:: Records for this task ::
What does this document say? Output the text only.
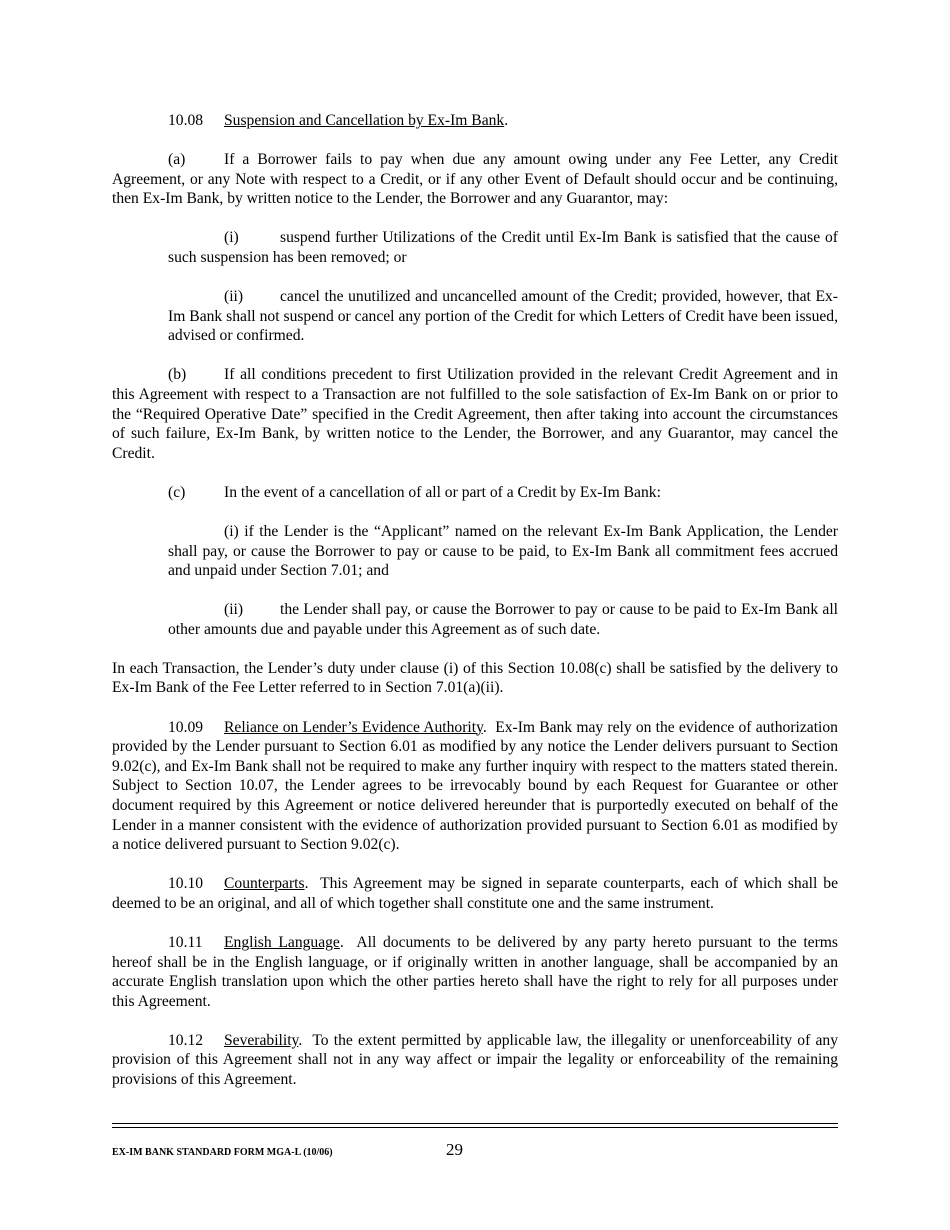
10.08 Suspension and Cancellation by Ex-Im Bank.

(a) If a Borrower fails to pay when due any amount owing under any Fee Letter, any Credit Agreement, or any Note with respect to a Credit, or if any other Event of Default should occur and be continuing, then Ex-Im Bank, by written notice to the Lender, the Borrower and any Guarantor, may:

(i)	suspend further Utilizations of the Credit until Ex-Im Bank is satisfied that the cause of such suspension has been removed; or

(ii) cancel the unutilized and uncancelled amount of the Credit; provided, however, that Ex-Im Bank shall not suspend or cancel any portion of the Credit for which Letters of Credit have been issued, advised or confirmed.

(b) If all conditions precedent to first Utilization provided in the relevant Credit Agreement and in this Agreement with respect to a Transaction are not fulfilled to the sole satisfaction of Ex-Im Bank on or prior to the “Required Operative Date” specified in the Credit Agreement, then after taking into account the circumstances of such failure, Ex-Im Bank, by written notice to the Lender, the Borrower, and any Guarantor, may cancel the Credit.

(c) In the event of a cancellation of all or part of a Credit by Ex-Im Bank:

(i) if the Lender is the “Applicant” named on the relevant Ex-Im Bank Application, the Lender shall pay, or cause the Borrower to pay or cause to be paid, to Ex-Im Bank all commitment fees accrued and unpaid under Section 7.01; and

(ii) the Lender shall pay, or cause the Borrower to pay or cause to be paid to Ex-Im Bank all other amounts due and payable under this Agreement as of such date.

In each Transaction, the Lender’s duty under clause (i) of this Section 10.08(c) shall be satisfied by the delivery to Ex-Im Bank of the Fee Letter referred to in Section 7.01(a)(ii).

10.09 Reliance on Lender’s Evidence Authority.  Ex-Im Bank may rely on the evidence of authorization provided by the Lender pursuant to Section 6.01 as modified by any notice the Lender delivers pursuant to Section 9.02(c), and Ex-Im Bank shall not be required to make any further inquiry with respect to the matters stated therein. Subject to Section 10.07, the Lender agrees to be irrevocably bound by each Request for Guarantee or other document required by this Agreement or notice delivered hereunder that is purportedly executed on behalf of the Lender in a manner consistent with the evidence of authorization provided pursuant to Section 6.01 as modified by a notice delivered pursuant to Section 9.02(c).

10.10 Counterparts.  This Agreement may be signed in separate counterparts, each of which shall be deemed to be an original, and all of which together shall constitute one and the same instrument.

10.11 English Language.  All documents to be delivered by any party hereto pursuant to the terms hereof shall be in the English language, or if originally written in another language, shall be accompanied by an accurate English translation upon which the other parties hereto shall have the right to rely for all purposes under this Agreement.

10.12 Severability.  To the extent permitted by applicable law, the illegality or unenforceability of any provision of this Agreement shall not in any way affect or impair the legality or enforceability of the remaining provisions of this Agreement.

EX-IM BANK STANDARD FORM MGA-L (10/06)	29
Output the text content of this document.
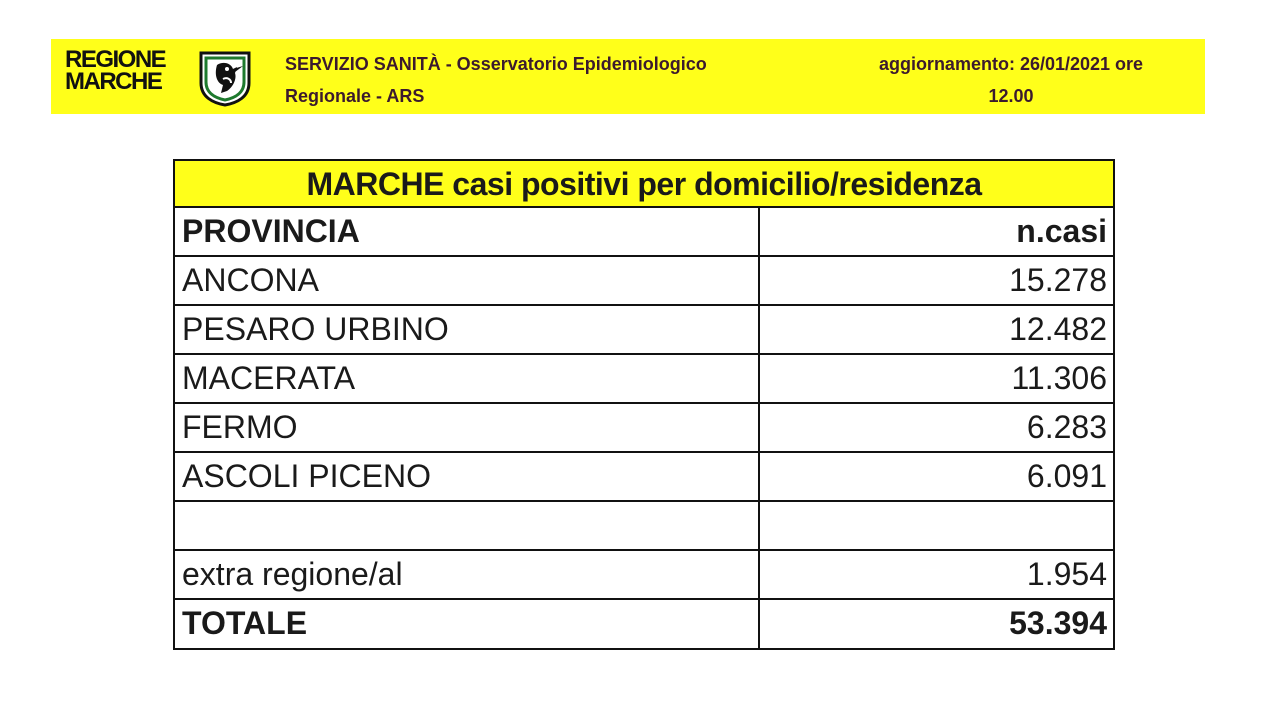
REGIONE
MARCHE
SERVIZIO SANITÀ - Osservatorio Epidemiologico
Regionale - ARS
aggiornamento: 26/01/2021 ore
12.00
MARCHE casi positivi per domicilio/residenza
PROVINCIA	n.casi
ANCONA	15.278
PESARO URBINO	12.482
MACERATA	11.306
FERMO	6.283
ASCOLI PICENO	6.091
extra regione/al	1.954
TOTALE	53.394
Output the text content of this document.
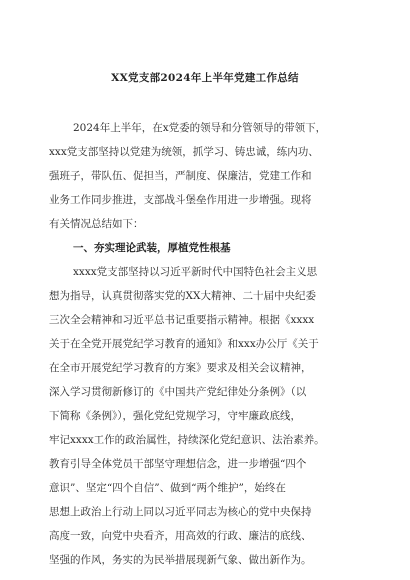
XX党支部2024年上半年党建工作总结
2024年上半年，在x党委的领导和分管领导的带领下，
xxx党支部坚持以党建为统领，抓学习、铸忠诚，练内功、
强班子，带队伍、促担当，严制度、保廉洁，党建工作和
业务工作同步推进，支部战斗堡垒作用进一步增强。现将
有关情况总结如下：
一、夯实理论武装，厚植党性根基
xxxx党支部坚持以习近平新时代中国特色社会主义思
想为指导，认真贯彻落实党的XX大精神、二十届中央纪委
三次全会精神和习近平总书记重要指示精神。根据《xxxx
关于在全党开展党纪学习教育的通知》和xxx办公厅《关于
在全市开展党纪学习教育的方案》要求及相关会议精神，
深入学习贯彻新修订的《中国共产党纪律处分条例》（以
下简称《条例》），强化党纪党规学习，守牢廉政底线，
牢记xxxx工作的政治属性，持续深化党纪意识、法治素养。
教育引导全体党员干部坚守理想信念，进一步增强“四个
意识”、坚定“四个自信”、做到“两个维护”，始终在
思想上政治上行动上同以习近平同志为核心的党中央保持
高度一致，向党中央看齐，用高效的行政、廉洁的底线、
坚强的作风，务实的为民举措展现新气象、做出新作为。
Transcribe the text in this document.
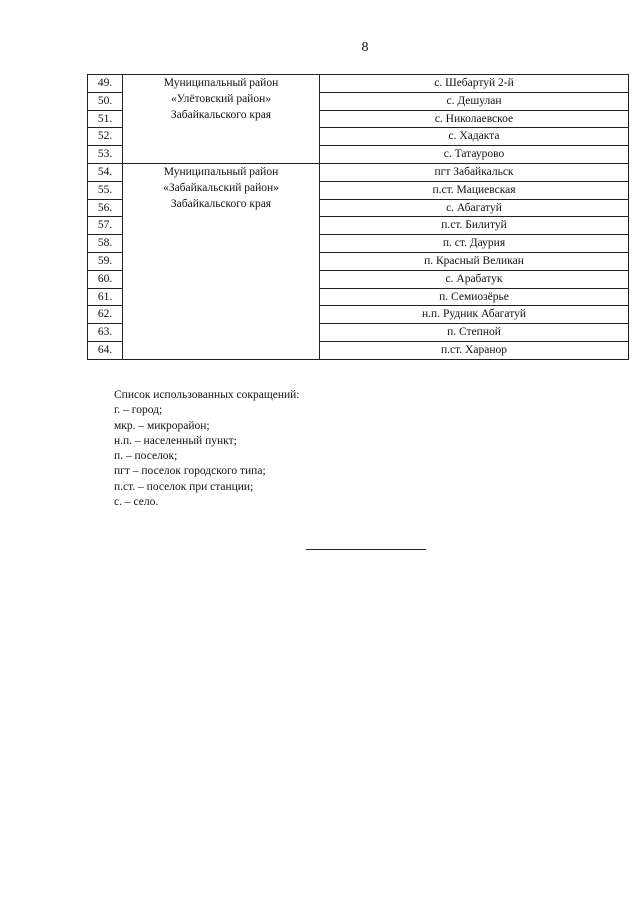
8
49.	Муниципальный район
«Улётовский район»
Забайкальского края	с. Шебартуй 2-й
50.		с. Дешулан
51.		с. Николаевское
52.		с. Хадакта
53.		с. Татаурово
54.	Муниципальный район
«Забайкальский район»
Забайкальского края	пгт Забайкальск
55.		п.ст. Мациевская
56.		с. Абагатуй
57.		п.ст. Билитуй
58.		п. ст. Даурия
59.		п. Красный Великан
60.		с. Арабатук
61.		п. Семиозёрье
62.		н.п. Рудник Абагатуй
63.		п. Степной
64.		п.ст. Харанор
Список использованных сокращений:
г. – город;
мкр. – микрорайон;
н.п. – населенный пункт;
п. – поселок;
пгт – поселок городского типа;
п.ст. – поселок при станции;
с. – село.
:::
What is needed:
Output exactly the lines from the line with "Transcribe the text in this document." to the last line of the records, including both, and leave every picture out.

Response:
Transcribe the text in this document.
8
49.	Муниципальный район
«Улётовский район»
Забайкальского края	с. Шебартуй 2-й
50.		с. Дешулан
51.		с. Николаевское
52.		с. Хадакта
53.		с. Татаурово
54.	Муниципальный район
«Забайкальский район»
Забайкальского края	пгт Забайкальск
55.		п.ст. Мациевская
56.		с. Абагатуй
57.		п.ст. Билитуй
58.		п. ст. Даурия
59.		п. Красный Великан
60.		с. Арабатук
61.		п. Семиозёрье
62.		н.п. Рудник Абагатуй
63.		п. Степной
64.		п.ст. Харанор
Список использованных сокращений:
г. – город;
мкр. – микрорайон;
н.п. – населенный пункт;
п. – поселок;
пгт – поселок городского типа;
п.ст. – поселок при станции;
с. – село.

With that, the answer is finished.